▶ **Set exercise**
Exactly as written, retype the listing below, omitting the pictures.

Dataset items:
* * * * * * * * *
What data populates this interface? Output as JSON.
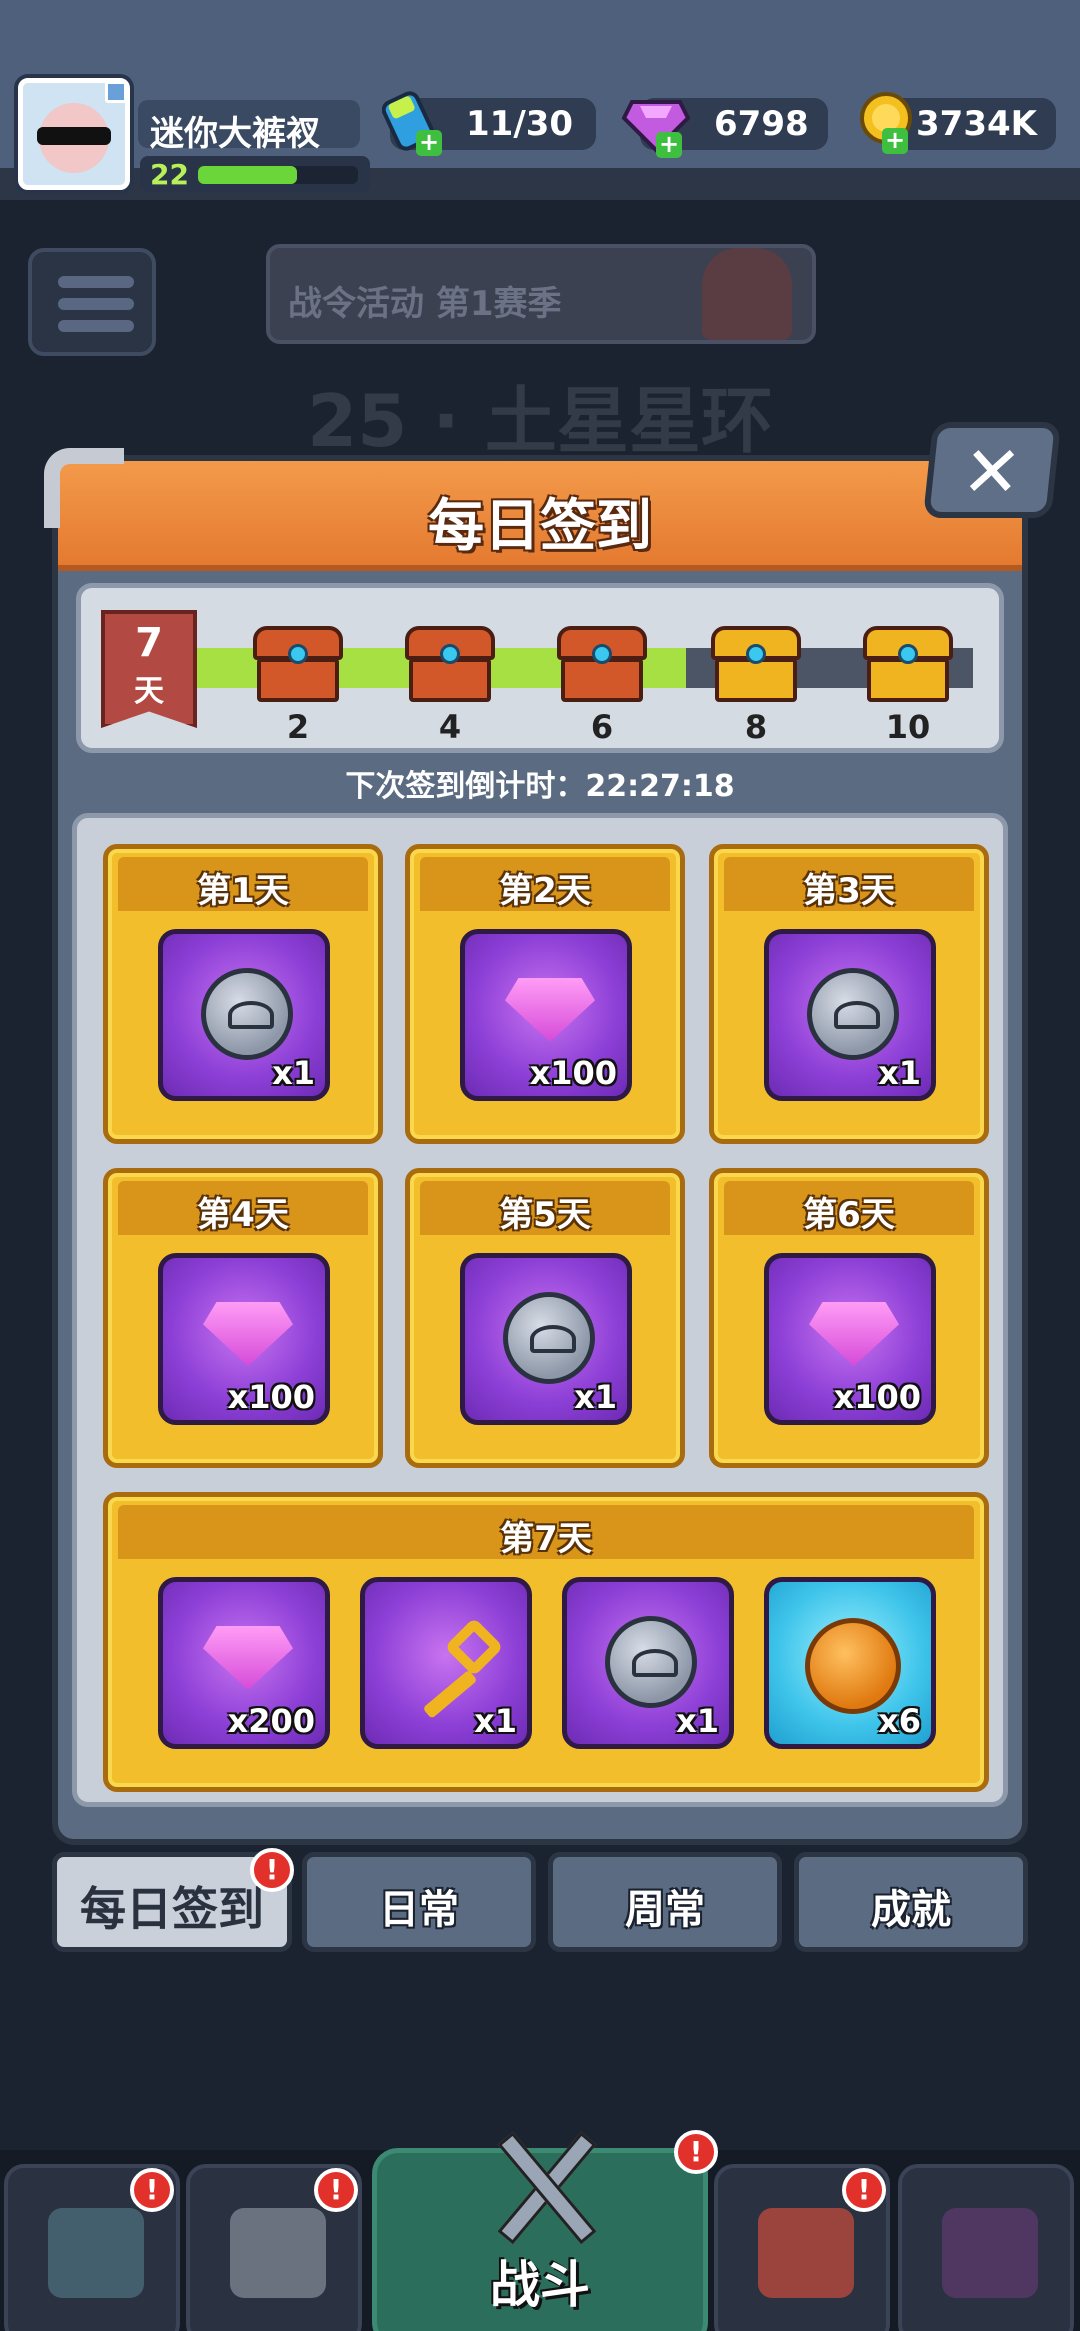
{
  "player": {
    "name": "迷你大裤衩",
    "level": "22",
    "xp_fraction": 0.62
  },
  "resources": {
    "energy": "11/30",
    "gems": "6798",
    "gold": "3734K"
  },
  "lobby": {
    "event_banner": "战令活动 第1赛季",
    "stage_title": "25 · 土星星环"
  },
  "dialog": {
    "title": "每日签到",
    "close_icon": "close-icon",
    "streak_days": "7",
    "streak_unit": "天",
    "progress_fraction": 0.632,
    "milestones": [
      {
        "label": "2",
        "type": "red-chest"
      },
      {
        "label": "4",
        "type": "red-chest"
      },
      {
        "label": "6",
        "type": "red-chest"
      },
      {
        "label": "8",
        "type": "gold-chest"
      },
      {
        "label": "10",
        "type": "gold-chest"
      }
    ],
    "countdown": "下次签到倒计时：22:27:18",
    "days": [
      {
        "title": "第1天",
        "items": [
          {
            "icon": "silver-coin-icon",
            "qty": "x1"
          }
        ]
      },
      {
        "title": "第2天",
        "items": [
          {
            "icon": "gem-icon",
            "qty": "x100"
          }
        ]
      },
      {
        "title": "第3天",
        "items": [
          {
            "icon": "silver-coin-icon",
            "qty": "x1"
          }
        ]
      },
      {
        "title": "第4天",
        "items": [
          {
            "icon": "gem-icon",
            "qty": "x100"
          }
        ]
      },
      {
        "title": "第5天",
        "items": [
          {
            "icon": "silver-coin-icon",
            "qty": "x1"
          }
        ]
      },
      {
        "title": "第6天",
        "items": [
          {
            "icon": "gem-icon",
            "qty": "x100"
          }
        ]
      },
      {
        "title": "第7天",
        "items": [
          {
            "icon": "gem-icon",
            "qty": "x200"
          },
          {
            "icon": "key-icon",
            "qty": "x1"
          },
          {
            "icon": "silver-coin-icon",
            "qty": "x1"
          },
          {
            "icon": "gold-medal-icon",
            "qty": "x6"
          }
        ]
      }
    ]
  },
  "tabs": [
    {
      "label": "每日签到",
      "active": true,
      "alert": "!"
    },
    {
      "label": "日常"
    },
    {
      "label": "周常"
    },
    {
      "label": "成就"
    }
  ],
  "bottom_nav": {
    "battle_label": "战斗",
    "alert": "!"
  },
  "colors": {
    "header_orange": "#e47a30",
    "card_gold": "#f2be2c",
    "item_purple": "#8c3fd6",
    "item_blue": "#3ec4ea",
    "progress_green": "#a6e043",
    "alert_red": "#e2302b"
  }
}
* * * * * * * * *
▶ **Response**
What data populates this interface? Output as JSON.
{
  "player": {
    "name": "迷你大裤衩",
    "level": "22",
    "xp_fraction": 0.62
  },
  "resources": {
    "energy": "11/30",
    "gems": "6798",
    "gold": "3734K"
  },
  "lobby": {
    "event_banner": "战令活动 第1赛季",
    "stage_title": "25 · 土星星环"
  },
  "dialog": {
    "title": "每日签到",
    "close_icon": "close-icon",
    "streak_days": "7",
    "streak_unit": "天",
    "progress_fraction": 0.632,
    "milestones": [
      {
        "label": "2",
        "type": "red-chest"
      },
      {
        "label": "4",
        "type": "red-chest"
      },
      {
        "label": "6",
        "type": "red-chest"
      },
      {
        "label": "8",
        "type": "gold-chest"
      },
      {
        "label": "10",
        "type": "gold-chest"
      }
    ],
    "countdown": "下次签到倒计时：22:27:18",
    "days": [
      {
        "title": "第1天",
        "items": [
          {
            "icon": "silver-coin-icon",
            "qty": "x1"
          }
        ]
      },
      {
        "title": "第2天",
        "items": [
          {
            "icon": "gem-icon",
            "qty": "x100"
          }
        ]
      },
      {
        "title": "第3天",
        "items": [
          {
            "icon": "silver-coin-icon",
            "qty": "x1"
          }
        ]
      },
      {
        "title": "第4天",
        "items": [
          {
            "icon": "gem-icon",
            "qty": "x100"
          }
        ]
      },
      {
        "title": "第5天",
        "items": [
          {
            "icon": "silver-coin-icon",
            "qty": "x1"
          }
        ]
      },
      {
        "title": "第6天",
        "items": [
          {
            "icon": "gem-icon",
            "qty": "x100"
          }
        ]
      },
      {
        "title": "第7天",
        "items": [
          {
            "icon": "gem-icon",
            "qty": "x200"
          },
          {
            "icon": "key-icon",
            "qty": "x1"
          },
          {
            "icon": "silver-coin-icon",
            "qty": "x1"
          },
          {
            "icon": "gold-medal-icon",
            "qty": "x6"
          }
        ]
      }
    ]
  },
  "tabs": [
    {
      "label": "每日签到",
      "active": true,
      "alert": "!"
    },
    {
      "label": "日常"
    },
    {
      "label": "周常"
    },
    {
      "label": "成就"
    }
  ],
  "bottom_nav": {
    "battle_label": "战斗",
    "alert": "!"
  },
  "colors": {
    "header_orange": "#e47a30",
    "card_gold": "#f2be2c",
    "item_purple": "#8c3fd6",
    "item_blue": "#3ec4ea",
    "progress_green": "#a6e043",
    "alert_red": "#e2302b"
  }
}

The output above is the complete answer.